## YOUR OBJECTIVE
Restate each entry word for word, leaving nothing out.

## INPUT
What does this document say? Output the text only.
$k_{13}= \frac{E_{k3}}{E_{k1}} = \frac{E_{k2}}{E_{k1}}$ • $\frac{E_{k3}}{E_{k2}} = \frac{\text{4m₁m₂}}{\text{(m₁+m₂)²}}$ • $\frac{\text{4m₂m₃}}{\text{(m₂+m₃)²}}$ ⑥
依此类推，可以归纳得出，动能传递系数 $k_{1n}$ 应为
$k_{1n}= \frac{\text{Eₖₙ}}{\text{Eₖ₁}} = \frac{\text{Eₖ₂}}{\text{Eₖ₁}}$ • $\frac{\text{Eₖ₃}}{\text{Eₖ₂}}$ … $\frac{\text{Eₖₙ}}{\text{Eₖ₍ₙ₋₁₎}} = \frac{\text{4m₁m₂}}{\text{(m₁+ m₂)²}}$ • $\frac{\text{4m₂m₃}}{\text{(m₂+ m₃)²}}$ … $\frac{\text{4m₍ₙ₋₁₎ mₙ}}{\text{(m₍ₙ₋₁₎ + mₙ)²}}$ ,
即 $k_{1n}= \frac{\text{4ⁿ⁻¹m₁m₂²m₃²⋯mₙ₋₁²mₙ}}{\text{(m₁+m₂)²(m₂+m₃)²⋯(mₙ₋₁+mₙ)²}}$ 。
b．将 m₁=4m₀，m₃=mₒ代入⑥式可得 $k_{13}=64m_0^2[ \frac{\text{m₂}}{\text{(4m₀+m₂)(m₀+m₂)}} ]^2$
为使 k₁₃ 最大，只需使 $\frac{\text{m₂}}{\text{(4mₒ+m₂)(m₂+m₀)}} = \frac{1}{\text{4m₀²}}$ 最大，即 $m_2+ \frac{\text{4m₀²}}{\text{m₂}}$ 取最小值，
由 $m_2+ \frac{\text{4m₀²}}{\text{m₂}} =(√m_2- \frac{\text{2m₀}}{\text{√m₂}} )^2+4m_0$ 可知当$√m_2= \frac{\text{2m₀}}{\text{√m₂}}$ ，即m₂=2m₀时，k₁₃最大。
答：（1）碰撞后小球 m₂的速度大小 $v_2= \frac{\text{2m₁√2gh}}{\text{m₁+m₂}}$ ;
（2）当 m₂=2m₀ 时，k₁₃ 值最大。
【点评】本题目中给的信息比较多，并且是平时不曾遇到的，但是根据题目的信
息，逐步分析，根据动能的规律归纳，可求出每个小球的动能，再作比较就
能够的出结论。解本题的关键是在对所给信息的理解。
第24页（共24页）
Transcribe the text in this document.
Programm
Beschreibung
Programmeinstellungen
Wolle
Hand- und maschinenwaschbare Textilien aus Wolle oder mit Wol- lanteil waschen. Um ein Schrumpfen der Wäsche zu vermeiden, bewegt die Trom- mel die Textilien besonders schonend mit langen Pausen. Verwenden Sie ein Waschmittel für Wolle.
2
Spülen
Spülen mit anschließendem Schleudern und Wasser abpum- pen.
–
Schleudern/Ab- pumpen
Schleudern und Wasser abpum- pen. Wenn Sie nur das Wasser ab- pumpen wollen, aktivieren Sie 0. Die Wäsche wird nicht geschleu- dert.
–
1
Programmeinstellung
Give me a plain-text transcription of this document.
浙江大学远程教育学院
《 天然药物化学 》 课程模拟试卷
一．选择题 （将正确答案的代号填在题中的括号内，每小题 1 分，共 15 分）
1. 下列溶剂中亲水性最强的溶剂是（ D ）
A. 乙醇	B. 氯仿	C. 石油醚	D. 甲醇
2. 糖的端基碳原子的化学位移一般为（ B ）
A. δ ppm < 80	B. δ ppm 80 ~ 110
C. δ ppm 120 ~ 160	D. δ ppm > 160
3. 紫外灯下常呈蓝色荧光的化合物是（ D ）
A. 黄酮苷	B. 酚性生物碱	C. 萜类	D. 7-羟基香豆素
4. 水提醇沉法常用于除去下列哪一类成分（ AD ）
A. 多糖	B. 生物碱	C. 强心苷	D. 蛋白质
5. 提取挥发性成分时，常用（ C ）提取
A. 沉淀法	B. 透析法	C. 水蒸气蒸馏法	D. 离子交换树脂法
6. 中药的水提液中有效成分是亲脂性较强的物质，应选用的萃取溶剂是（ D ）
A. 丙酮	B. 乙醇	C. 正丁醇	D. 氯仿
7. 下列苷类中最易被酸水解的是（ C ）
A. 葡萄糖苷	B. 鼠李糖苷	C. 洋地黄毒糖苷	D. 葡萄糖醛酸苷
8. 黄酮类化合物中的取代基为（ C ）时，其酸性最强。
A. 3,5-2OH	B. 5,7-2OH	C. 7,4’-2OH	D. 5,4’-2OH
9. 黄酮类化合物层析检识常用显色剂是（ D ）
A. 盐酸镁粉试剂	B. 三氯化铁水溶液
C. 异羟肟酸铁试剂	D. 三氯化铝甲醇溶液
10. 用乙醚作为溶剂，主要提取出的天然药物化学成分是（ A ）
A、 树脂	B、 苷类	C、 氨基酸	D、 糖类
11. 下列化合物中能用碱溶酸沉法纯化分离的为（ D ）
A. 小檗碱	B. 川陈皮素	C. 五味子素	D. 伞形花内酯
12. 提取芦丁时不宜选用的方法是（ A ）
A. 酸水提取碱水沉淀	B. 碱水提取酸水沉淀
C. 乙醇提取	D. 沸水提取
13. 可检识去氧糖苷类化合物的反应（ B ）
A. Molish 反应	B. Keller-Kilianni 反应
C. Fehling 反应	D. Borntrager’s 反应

## FINAL RESULT
What does this document say? Output the text only.
$k_{13}= \frac{E_{k3}}{E_{k1}} = \frac{E_{k2}}{E_{k1}}$ • $\frac{E_{k3}}{E_{k2}} = \frac{\text{4m₁m₂}}{\text{(m₁+m₂)²}}$ • $\frac{\text{4m₂m₃}}{\text{(m₂+m₃)²}}$ ⑥
依此类推，可以归纳得出，动能传递系数 $k_{1n}$ 应为
$k_{1n}= \frac{\text{Eₖₙ}}{\text{Eₖ₁}} = \frac{\text{Eₖ₂}}{\text{Eₖ₁}}$ • $\frac{\text{Eₖ₃}}{\text{Eₖ₂}}$ … $\frac{\text{Eₖₙ}}{\text{Eₖ₍ₙ₋₁₎}} = \frac{\text{4m₁m₂}}{\text{(m₁+ m₂)²}}$ • $\frac{\text{4m₂m₃}}{\text{(m₂+ m₃)²}}$ … $\frac{\text{4m₍ₙ₋₁₎ mₙ}}{\text{(m₍ₙ₋₁₎ + mₙ)²}}$ ,
即 $k_{1n}= \frac{\text{4ⁿ⁻¹m₁m₂²m₃²⋯mₙ₋₁²mₙ}}{\text{(m₁+m₂)²(m₂+m₃)²⋯(mₙ₋₁+mₙ)²}}$ 。
b．将 m₁=4m₀，m₃=mₒ代入⑥式可得 $k_{13}=64m_0^2[ \frac{\text{m₂}}{\text{(4m₀+m₂)(m₀+m₂)}} ]^2$
为使 k₁₃ 最大，只需使 $\frac{\text{m₂}}{\text{(4mₒ+m₂)(m₂+m₀)}} = \frac{1}{\text{4m₀²}}$ 最大，即 $m_2+ \frac{\text{4m₀²}}{\text{m₂}}$ 取最小值，
由 $m_2+ \frac{\text{4m₀²}}{\text{m₂}} =(√m_2- \frac{\text{2m₀}}{\text{√m₂}} )^2+4m_0$ 可知当$√m_2= \frac{\text{2m₀}}{\text{√m₂}}$ ，即m₂=2m₀时，k₁₃最大。
答：（1）碰撞后小球 m₂的速度大小 $v_2= \frac{\text{2m₁√2gh}}{\text{m₁+m₂}}$ ;
（2）当 m₂=2m₀ 时，k₁₃ 值最大。
【点评】本题目中给的信息比较多，并且是平时不曾遇到的，但是根据题目的信
息，逐步分析，根据动能的规律归纳，可求出每个小球的动能，再作比较就
能够的出结论。解本题的关键是在对所给信息的理解。
第24页（共24页）
Transcribe the text in this document.
Programm
Beschreibung
Programmeinstellungen
Wolle
Hand- und maschinenwaschbare Textilien aus Wolle oder mit Wol- lanteil waschen. Um ein Schrumpfen der Wäsche zu vermeiden, bewegt die Trom- mel die Textilien besonders schonend mit langen Pausen. Verwenden Sie ein Waschmittel für Wolle.
2
Spülen
Spülen mit anschließendem Schleudern und Wasser abpum- pen.
–
Schleudern/Ab- pumpen
Schleudern und Wasser abpum- pen. Wenn Sie nur das Wasser ab- pumpen wollen, aktivieren Sie 0. Die Wäsche wird nicht geschleu- dert.
–
1
Programmeinstellung
Give me a plain-text transcription of this document.
浙江大学远程教育学院
《 天然药物化学 》 课程模拟试卷
一．选择题 （将正确答案的代号填在题中的括号内，每小题 1 分，共 15 分）
1. 下列溶剂中亲水性最强的溶剂是（ D ）
A. 乙醇	B. 氯仿	C. 石油醚	D. 甲醇
2. 糖的端基碳原子的化学位移一般为（ B ）
A. δ ppm < 80	B. δ ppm 80 ~ 110
C. δ ppm 120 ~ 160	D. δ ppm > 160
3. 紫外灯下常呈蓝色荧光的化合物是（ D ）
A. 黄酮苷	B. 酚性生物碱	C. 萜类	D. 7-羟基香豆素
4. 水提醇沉法常用于除去下列哪一类成分（ AD ）
A. 多糖	B. 生物碱	C. 强心苷	D. 蛋白质
5. 提取挥发性成分时，常用（ C ）提取
A. 沉淀法	B. 透析法	C. 水蒸气蒸馏法	D. 离子交换树脂法
6. 中药的水提液中有效成分是亲脂性较强的物质，应选用的萃取溶剂是（ D ）
A. 丙酮	B. 乙醇	C. 正丁醇	D. 氯仿
7. 下列苷类中最易被酸水解的是（ C ）
A. 葡萄糖苷	B. 鼠李糖苷	C. 洋地黄毒糖苷	D. 葡萄糖醛酸苷
8. 黄酮类化合物中的取代基为（ C ）时，其酸性最强。
A. 3,5-2OH	B. 5,7-2OH	C. 7,4’-2OH	D. 5,4’-2OH
9. 黄酮类化合物层析检识常用显色剂是（ D ）
A. 盐酸镁粉试剂	B. 三氯化铁水溶液
C. 异羟肟酸铁试剂	D. 三氯化铝甲醇溶液
10. 用乙醚作为溶剂，主要提取出的天然药物化学成分是（ A ）
A、 树脂	B、 苷类	C、 氨基酸	D、 糖类
11. 下列化合物中能用碱溶酸沉法纯化分离的为（ D ）
A. 小檗碱	B. 川陈皮素	C. 五味子素	D. 伞形花内酯
12. 提取芦丁时不宜选用的方法是（ A ）
A. 酸水提取碱水沉淀	B. 碱水提取酸水沉淀
C. 乙醇提取	D. 沸水提取
13. 可检识去氧糖苷类化合物的反应（ B ）
A. Molish 反应	B. Keller-Kilianni 反应
C. Fehling 反应	D. Borntrager’s 反应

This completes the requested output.